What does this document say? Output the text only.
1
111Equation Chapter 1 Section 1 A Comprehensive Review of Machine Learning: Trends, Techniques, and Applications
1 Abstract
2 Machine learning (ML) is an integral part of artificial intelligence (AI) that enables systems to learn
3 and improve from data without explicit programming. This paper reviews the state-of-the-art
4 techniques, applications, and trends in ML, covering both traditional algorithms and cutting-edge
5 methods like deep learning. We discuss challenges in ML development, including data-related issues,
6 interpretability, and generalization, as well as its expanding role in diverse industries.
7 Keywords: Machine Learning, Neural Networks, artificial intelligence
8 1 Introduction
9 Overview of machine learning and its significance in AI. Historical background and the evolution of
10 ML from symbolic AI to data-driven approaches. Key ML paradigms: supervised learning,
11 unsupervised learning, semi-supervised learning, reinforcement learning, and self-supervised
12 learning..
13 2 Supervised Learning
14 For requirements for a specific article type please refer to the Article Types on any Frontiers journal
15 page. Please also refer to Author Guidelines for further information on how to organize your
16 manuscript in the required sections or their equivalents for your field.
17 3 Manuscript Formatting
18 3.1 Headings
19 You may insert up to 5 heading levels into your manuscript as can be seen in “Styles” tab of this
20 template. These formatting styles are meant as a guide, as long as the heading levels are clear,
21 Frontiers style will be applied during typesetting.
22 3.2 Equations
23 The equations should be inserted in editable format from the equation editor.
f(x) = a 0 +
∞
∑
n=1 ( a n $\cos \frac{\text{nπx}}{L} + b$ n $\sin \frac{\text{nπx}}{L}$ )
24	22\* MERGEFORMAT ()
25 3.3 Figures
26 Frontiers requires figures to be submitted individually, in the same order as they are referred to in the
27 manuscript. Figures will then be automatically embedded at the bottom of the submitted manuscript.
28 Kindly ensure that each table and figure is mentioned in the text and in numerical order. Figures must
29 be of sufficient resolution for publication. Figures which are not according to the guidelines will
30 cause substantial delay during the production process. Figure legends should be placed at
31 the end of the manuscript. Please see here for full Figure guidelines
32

● **EXERCISE PROMPT**: Search the data above for the word "submitted", then gather each line in which it appears.

● **ANSWER TO THIS PROBLEM**:
26 Frontiers requires figures to be submitted individually, in the same order as they are referred to in the
27 manuscript. Figures will then be automatically embedded at the bottom of the submitted manuscript.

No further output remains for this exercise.